## [Work to complete]
Take the data below and repeat it exactly.

## [Task inputs]

※

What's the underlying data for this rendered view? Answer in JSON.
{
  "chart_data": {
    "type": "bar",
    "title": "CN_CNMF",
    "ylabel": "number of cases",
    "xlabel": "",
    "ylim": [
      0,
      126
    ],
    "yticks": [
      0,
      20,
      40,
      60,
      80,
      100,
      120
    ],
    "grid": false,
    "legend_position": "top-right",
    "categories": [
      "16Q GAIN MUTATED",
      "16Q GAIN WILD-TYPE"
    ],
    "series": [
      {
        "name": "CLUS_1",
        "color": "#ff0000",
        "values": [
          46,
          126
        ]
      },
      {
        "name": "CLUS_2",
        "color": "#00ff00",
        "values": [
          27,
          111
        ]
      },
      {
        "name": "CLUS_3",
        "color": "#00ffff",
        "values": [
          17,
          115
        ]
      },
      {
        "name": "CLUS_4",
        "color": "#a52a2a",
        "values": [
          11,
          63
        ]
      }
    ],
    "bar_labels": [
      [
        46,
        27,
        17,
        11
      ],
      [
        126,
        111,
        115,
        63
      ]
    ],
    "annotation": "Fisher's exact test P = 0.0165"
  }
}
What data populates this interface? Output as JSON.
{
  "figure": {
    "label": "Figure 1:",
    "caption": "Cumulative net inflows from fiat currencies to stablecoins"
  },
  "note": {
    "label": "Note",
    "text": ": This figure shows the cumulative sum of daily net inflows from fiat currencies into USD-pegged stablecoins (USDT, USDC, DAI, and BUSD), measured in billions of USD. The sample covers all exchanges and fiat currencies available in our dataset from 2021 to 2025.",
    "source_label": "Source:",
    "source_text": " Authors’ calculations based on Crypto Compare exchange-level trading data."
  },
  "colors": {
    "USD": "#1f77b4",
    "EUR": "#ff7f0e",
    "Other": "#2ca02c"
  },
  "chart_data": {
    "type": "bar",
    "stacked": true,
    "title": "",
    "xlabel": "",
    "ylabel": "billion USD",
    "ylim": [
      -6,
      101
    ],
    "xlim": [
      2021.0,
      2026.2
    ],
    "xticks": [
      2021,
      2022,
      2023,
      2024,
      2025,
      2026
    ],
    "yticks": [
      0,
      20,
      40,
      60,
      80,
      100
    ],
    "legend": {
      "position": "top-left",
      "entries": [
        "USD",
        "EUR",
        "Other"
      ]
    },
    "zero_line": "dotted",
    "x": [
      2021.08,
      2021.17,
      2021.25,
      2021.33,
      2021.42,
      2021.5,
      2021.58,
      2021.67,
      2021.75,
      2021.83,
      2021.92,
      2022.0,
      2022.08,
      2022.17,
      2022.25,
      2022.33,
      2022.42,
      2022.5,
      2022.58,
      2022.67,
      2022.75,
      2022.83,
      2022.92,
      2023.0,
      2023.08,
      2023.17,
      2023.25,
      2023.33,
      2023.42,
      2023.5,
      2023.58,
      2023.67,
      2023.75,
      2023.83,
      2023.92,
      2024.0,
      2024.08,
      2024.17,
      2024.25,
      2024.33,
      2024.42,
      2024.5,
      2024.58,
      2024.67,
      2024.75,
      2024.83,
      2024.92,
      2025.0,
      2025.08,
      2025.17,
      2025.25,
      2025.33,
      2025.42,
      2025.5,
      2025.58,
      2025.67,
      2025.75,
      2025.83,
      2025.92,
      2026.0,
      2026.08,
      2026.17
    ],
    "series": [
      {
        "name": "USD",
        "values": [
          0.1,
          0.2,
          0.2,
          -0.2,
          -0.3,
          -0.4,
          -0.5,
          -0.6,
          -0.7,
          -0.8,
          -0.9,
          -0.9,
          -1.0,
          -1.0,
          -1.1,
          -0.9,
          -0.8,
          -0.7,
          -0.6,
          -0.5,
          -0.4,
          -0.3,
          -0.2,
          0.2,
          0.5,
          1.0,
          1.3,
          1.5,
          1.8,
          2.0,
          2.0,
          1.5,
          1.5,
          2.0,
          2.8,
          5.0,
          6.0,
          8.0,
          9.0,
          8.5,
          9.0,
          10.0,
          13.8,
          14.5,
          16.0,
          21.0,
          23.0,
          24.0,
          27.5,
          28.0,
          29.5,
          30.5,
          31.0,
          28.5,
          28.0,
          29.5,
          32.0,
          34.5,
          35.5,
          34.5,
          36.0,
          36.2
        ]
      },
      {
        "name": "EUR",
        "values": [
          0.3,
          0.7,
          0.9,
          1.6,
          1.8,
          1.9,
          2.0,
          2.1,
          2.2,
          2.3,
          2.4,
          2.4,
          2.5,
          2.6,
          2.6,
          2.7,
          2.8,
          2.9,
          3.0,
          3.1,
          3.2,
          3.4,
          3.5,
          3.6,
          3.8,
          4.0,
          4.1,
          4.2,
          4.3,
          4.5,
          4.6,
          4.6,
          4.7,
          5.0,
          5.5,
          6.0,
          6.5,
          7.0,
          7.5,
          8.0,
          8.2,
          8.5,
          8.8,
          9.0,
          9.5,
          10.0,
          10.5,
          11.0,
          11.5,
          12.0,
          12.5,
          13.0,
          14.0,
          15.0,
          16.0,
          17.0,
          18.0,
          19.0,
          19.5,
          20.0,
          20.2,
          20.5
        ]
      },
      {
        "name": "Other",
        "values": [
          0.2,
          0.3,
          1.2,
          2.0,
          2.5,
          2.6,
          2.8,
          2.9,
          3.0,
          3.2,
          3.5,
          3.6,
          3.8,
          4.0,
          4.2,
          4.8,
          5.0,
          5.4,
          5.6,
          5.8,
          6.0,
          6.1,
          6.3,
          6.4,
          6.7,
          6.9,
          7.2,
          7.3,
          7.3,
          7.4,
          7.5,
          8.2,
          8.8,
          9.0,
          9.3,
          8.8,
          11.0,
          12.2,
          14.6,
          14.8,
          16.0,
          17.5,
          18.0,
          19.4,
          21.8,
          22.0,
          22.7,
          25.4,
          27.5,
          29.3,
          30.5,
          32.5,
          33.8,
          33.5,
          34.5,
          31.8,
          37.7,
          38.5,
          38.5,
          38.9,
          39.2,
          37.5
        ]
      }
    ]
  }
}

※

## [Expected output]
What's the underlying data for this rendered view? Answer in JSON.
{
  "chart_data": {
    "type": "bar",
    "title": "CN_CNMF",
    "ylabel": "number of cases",
    "xlabel": "",
    "ylim": [
      0,
      126
    ],
    "yticks": [
      0,
      20,
      40,
      60,
      80,
      100,
      120
    ],
    "grid": false,
    "legend_position": "top-right",
    "categories": [
      "16Q GAIN MUTATED",
      "16Q GAIN WILD-TYPE"
    ],
    "series": [
      {
        "name": "CLUS_1",
        "color": "#ff0000",
        "values": [
          46,
          126
        ]
      },
      {
        "name": "CLUS_2",
        "color": "#00ff00",
        "values": [
          27,
          111
        ]
      },
      {
        "name": "CLUS_3",
        "color": "#00ffff",
        "values": [
          17,
          115
        ]
      },
      {
        "name": "CLUS_4",
        "color": "#a52a2a",
        "values": [
          11,
          63
        ]
      }
    ],
    "bar_labels": [
      [
        46,
        27,
        17,
        11
      ],
      [
        126,
        111,
        115,
        63
      ]
    ],
    "annotation": "Fisher's exact test P = 0.0165"
  }
}
What data populates this interface? Output as JSON.
{
  "figure": {
    "label": "Figure 1:",
    "caption": "Cumulative net inflows from fiat currencies to stablecoins"
  },
  "note": {
    "label": "Note",
    "text": ": This figure shows the cumulative sum of daily net inflows from fiat currencies into USD-pegged stablecoins (USDT, USDC, DAI, and BUSD), measured in billions of USD. The sample covers all exchanges and fiat currencies available in our dataset from 2021 to 2025.",
    "source_label": "Source:",
    "source_text": " Authors’ calculations based on Crypto Compare exchange-level trading data."
  },
  "colors": {
    "USD": "#1f77b4",
    "EUR": "#ff7f0e",
    "Other": "#2ca02c"
  },
  "chart_data": {
    "type": "bar",
    "stacked": true,
    "title": "",
    "xlabel": "",
    "ylabel": "billion USD",
    "ylim": [
      -6,
      101
    ],
    "xlim": [
      2021.0,
      2026.2
    ],
    "xticks": [
      2021,
      2022,
      2023,
      2024,
      2025,
      2026
    ],
    "yticks": [
      0,
      20,
      40,
      60,
      80,
      100
    ],
    "legend": {
      "position": "top-left",
      "entries": [
        "USD",
        "EUR",
        "Other"
      ]
    },
    "zero_line": "dotted",
    "x": [
      2021.08,
      2021.17,
      2021.25,
      2021.33,
      2021.42,
      2021.5,
      2021.58,
      2021.67,
      2021.75,
      2021.83,
      2021.92,
      2022.0,
      2022.08,
      2022.17,
      2022.25,
      2022.33,
      2022.42,
      2022.5,
      2022.58,
      2022.67,
      2022.75,
      2022.83,
      2022.92,
      2023.0,
      2023.08,
      2023.17,
      2023.25,
      2023.33,
      2023.42,
      2023.5,
      2023.58,
      2023.67,
      2023.75,
      2023.83,
      2023.92,
      2024.0,
      2024.08,
      2024.17,
      2024.25,
      2024.33,
      2024.42,
      2024.5,
      2024.58,
      2024.67,
      2024.75,
      2024.83,
      2024.92,
      2025.0,
      2025.08,
      2025.17,
      2025.25,
      2025.33,
      2025.42,
      2025.5,
      2025.58,
      2025.67,
      2025.75,
      2025.83,
      2025.92,
      2026.0,
      2026.08,
      2026.17
    ],
    "series": [
      {
        "name": "USD",
        "values": [
          0.1,
          0.2,
          0.2,
          -0.2,
          -0.3,
          -0.4,
          -0.5,
          -0.6,
          -0.7,
          -0.8,
          -0.9,
          -0.9,
          -1.0,
          -1.0,
          -1.1,
          -0.9,
          -0.8,
          -0.7,
          -0.6,
          -0.5,
          -0.4,
          -0.3,
          -0.2,
          0.2,
          0.5,
          1.0,
          1.3,
          1.5,
          1.8,
          2.0,
          2.0,
          1.5,
          1.5,
          2.0,
          2.8,
          5.0,
          6.0,
          8.0,
          9.0,
          8.5,
          9.0,
          10.0,
          13.8,
          14.5,
          16.0,
          21.0,
          23.0,
          24.0,
          27.5,
          28.0,
          29.5,
          30.5,
          31.0,
          28.5,
          28.0,
          29.5,
          32.0,
          34.5,
          35.5,
          34.5,
          36.0,
          36.2
        ]
      },
      {
        "name": "EUR",
        "values": [
          0.3,
          0.7,
          0.9,
          1.6,
          1.8,
          1.9,
          2.0,
          2.1,
          2.2,
          2.3,
          2.4,
          2.4,
          2.5,
          2.6,
          2.6,
          2.7,
          2.8,
          2.9,
          3.0,
          3.1,
          3.2,
          3.4,
          3.5,
          3.6,
          3.8,
          4.0,
          4.1,
          4.2,
          4.3,
          4.5,
          4.6,
          4.6,
          4.7,
          5.0,
          5.5,
          6.0,
          6.5,
          7.0,
          7.5,
          8.0,
          8.2,
          8.5,
          8.8,
          9.0,
          9.5,
          10.0,
          10.5,
          11.0,
          11.5,
          12.0,
          12.5,
          13.0,
          14.0,
          15.0,
          16.0,
          17.0,
          18.0,
          19.0,
          19.5,
          20.0,
          20.2,
          20.5
        ]
      },
      {
        "name": "Other",
        "values": [
          0.2,
          0.3,
          1.2,
          2.0,
          2.5,
          2.6,
          2.8,
          2.9,
          3.0,
          3.2,
          3.5,
          3.6,
          3.8,
          4.0,
          4.2,
          4.8,
          5.0,
          5.4,
          5.6,
          5.8,
          6.0,
          6.1,
          6.3,
          6.4,
          6.7,
          6.9,
          7.2,
          7.3,
          7.3,
          7.4,
          7.5,
          8.2,
          8.8,
          9.0,
          9.3,
          8.8,
          11.0,
          12.2,
          14.6,
          14.8,
          16.0,
          17.5,
          18.0,
          19.4,
          21.8,
          22.0,
          22.7,
          25.4,
          27.5,
          29.3,
          30.5,
          32.5,
          33.8,
          33.5,
          34.5,
          31.8,
          37.7,
          38.5,
          38.5,
          38.9,
          39.2,
          37.5
        ]
      }
    ]
  }
}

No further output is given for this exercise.